Write out the material exactly, without any of its pictures.

[RECORDS SUPPLIED]
+--

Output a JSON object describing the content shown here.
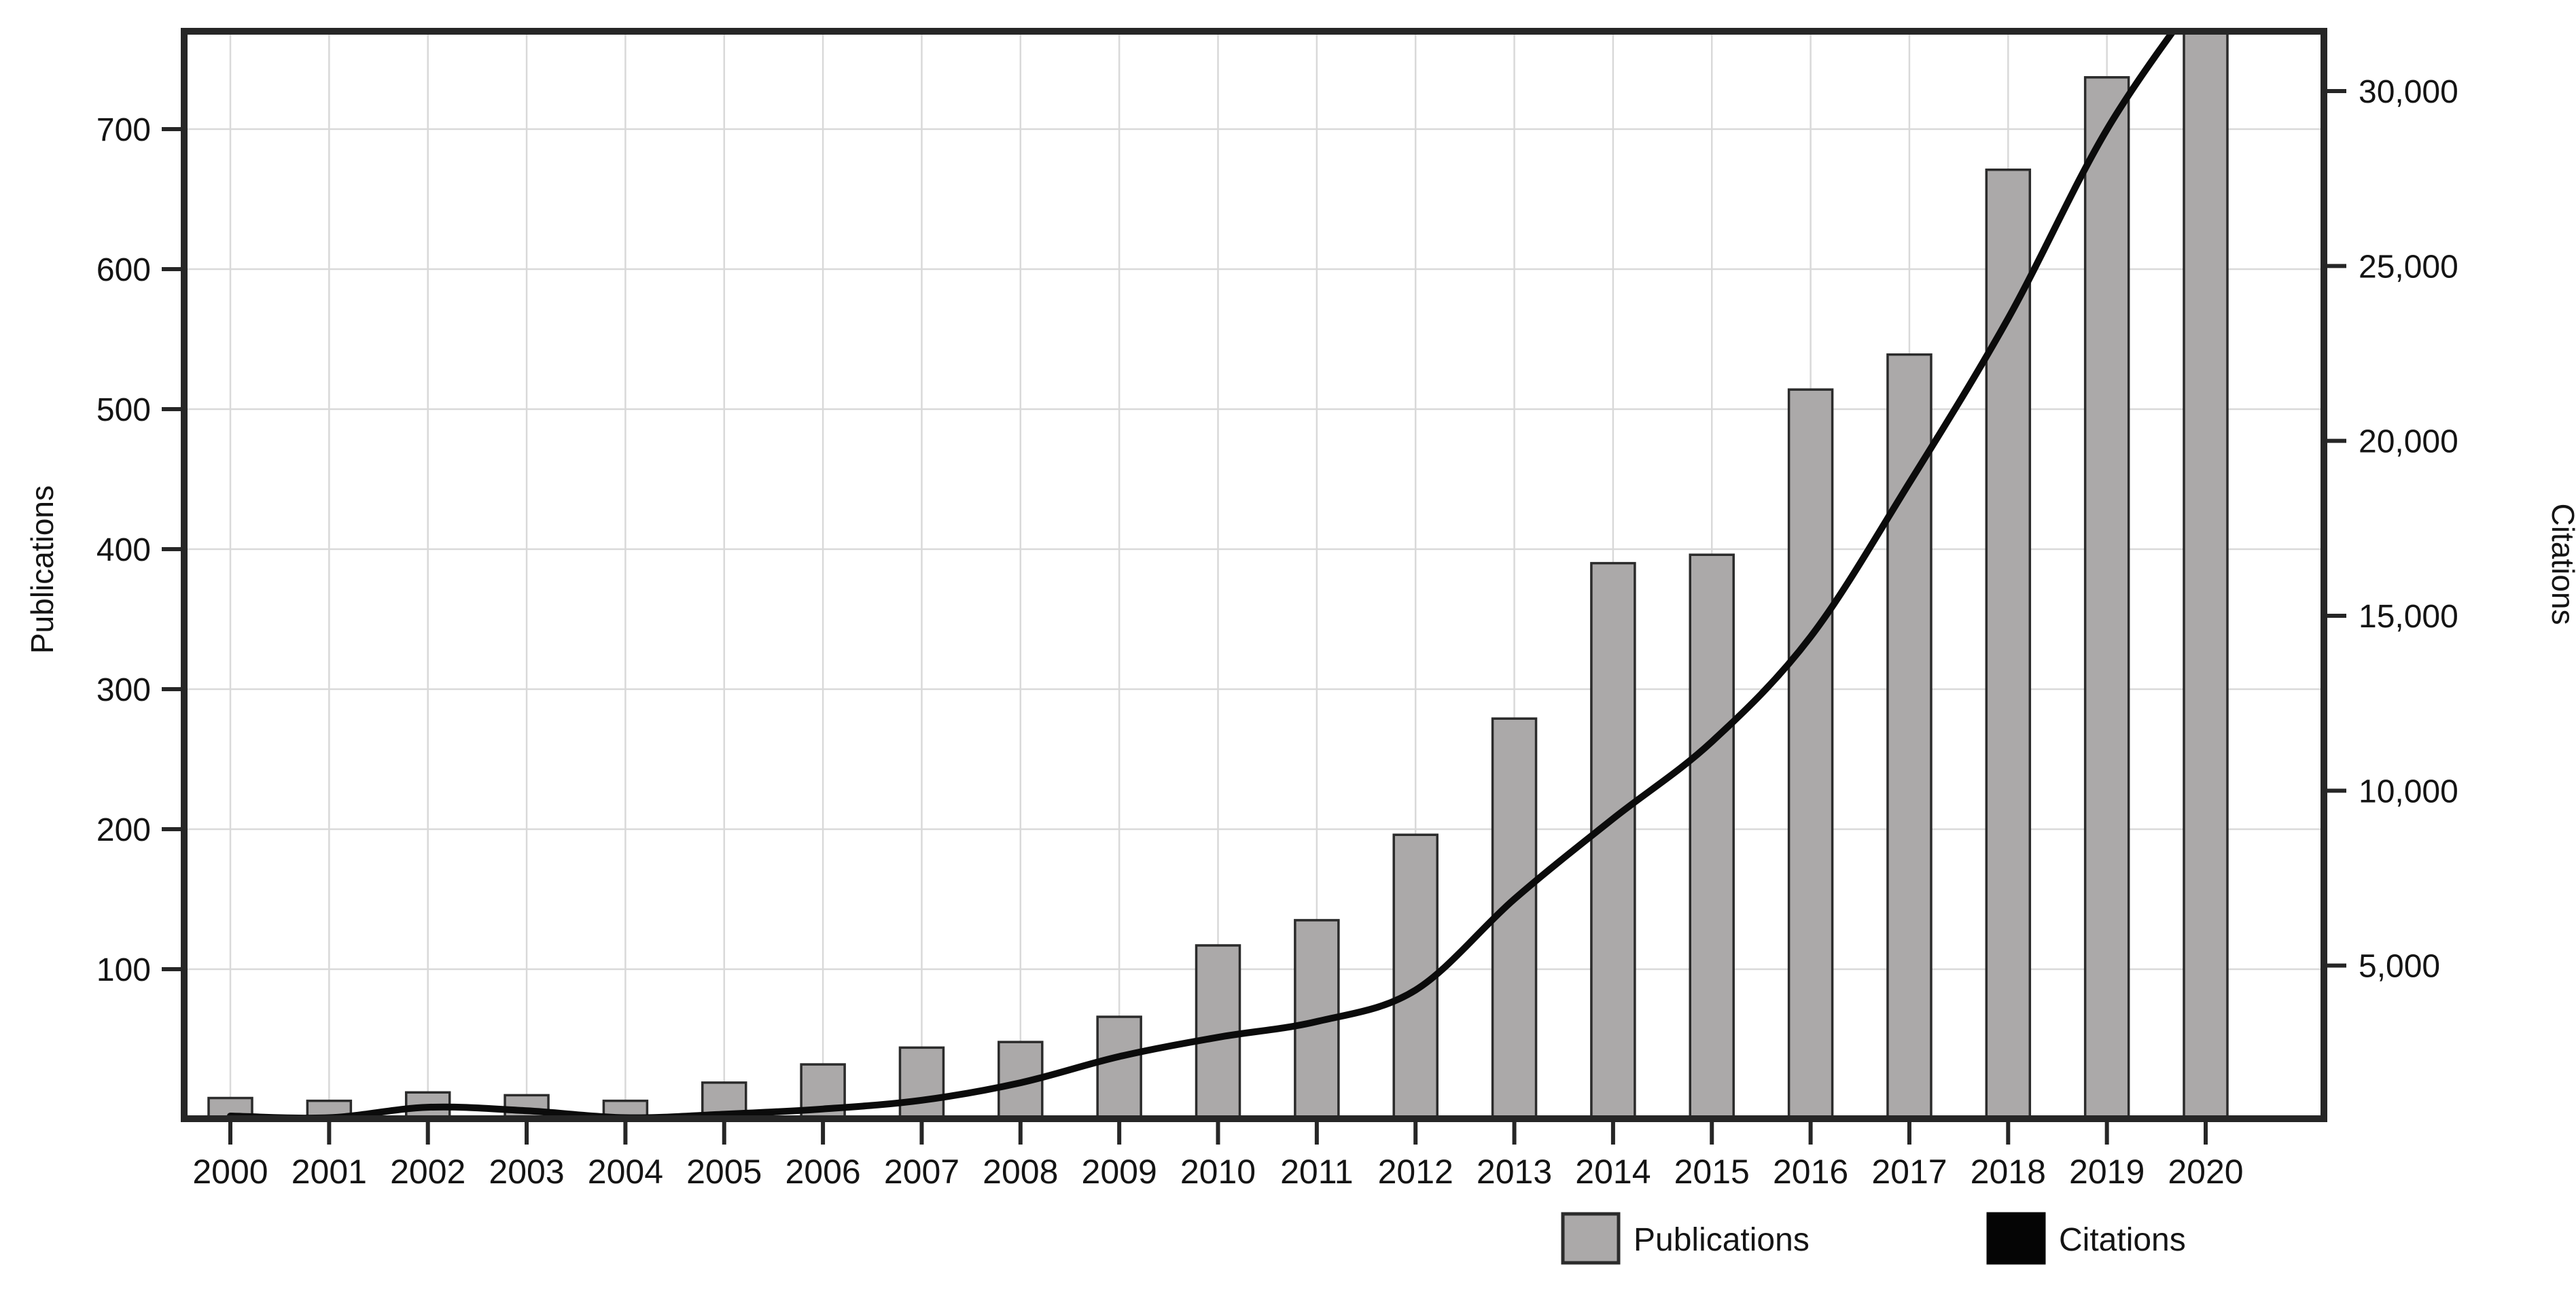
{
  "chart_data": {
    "type": "combo_bar_line",
    "title": "",
    "categories": [
      "2000",
      "2001",
      "2002",
      "2003",
      "2004",
      "2005",
      "2006",
      "2007",
      "2008",
      "2009",
      "2010",
      "2011",
      "2012",
      "2013",
      "2014",
      "2015",
      "2016",
      "2017",
      "2018",
      "2019",
      "2020"
    ],
    "series": [
      {
        "name": "Publications",
        "type": "bar",
        "axis": "left",
        "color": "#ABA9A9",
        "border_color": "#2b2b2b",
        "values": [
          8,
          6,
          12,
          10,
          6,
          19,
          32,
          44,
          48,
          66,
          117,
          135,
          196,
          279,
          390,
          396,
          514,
          539,
          671,
          737,
          775
        ]
      },
      {
        "name": "Citations",
        "type": "line",
        "axis": "right",
        "color": "#0b0b0b",
        "clipped_at_axis_top": true,
        "values": [
          700,
          650,
          950,
          850,
          650,
          750,
          900,
          1150,
          1650,
          2400,
          2950,
          3400,
          4300,
          6900,
          9200,
          11400,
          14400,
          18800,
          23500,
          28900,
          33000
        ]
      }
    ],
    "axes": {
      "left": {
        "label": "Publications",
        "tick_values": [
          100,
          200,
          300,
          400,
          500,
          600,
          700
        ],
        "tick_labels": [
          "100",
          "200",
          "300",
          "400",
          "500",
          "600",
          "700"
        ],
        "approx_max": 778
      },
      "right": {
        "label": "Citations",
        "tick_values": [
          5000,
          10000,
          15000,
          20000,
          25000,
          30000
        ],
        "tick_labels": [
          "5,000",
          "10,000",
          "15,000",
          "20,000",
          "25,000",
          "30,000"
        ],
        "approx_max": 31900
      },
      "bottom": {
        "tick_labels": [
          "2000",
          "2001",
          "2002",
          "2003",
          "2004",
          "2005",
          "2006",
          "2007",
          "2008",
          "2009",
          "2010",
          "2011",
          "2012",
          "2013",
          "2014",
          "2015",
          "2016",
          "2017",
          "2018",
          "2019",
          "2020"
        ]
      }
    },
    "legend": {
      "position": "bottom",
      "items": [
        {
          "label": "Publications",
          "swatch_color": "#ABA9A9",
          "swatch_border": "#2b2b2b"
        },
        {
          "label": "Citations",
          "swatch_color": "#050505",
          "swatch_border": "#050505"
        }
      ]
    },
    "grid": true,
    "background": "#ffffff",
    "frame_color": "#262626",
    "gridline_color": "#d9d9d9",
    "tick_color": "#262626"
  }
}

+--

[COMPLETED EXERCISE]
Output a JSON object describing the content shown here.
{
  "chart_data": {
    "type": "combo_bar_line",
    "title": "",
    "categories": [
      "2000",
      "2001",
      "2002",
      "2003",
      "2004",
      "2005",
      "2006",
      "2007",
      "2008",
      "2009",
      "2010",
      "2011",
      "2012",
      "2013",
      "2014",
      "2015",
      "2016",
      "2017",
      "2018",
      "2019",
      "2020"
    ],
    "series": [
      {
        "name": "Publications",
        "type": "bar",
        "axis": "left",
        "color": "#ABA9A9",
        "border_color": "#2b2b2b",
        "values": [
          8,
          6,
          12,
          10,
          6,
          19,
          32,
          44,
          48,
          66,
          117,
          135,
          196,
          279,
          390,
          396,
          514,
          539,
          671,
          737,
          775
        ]
      },
      {
        "name": "Citations",
        "type": "line",
        "axis": "right",
        "color": "#0b0b0b",
        "clipped_at_axis_top": true,
        "values": [
          700,
          650,
          950,
          850,
          650,
          750,
          900,
          1150,
          1650,
          2400,
          2950,
          3400,
          4300,
          6900,
          9200,
          11400,
          14400,
          18800,
          23500,
          28900,
          33000
        ]
      }
    ],
    "axes": {
      "left": {
        "label": "Publications",
        "tick_values": [
          100,
          200,
          300,
          400,
          500,
          600,
          700
        ],
        "tick_labels": [
          "100",
          "200",
          "300",
          "400",
          "500",
          "600",
          "700"
        ],
        "approx_max": 778
      },
      "right": {
        "label": "Citations",
        "tick_values": [
          5000,
          10000,
          15000,
          20000,
          25000,
          30000
        ],
        "tick_labels": [
          "5,000",
          "10,000",
          "15,000",
          "20,000",
          "25,000",
          "30,000"
        ],
        "approx_max": 31900
      },
      "bottom": {
        "tick_labels": [
          "2000",
          "2001",
          "2002",
          "2003",
          "2004",
          "2005",
          "2006",
          "2007",
          "2008",
          "2009",
          "2010",
          "2011",
          "2012",
          "2013",
          "2014",
          "2015",
          "2016",
          "2017",
          "2018",
          "2019",
          "2020"
        ]
      }
    },
    "legend": {
      "position": "bottom",
      "items": [
        {
          "label": "Publications",
          "swatch_color": "#ABA9A9",
          "swatch_border": "#2b2b2b"
        },
        {
          "label": "Citations",
          "swatch_color": "#050505",
          "swatch_border": "#050505"
        }
      ]
    },
    "grid": true,
    "background": "#ffffff",
    "frame_color": "#262626",
    "gridline_color": "#d9d9d9",
    "tick_color": "#262626"
  }
}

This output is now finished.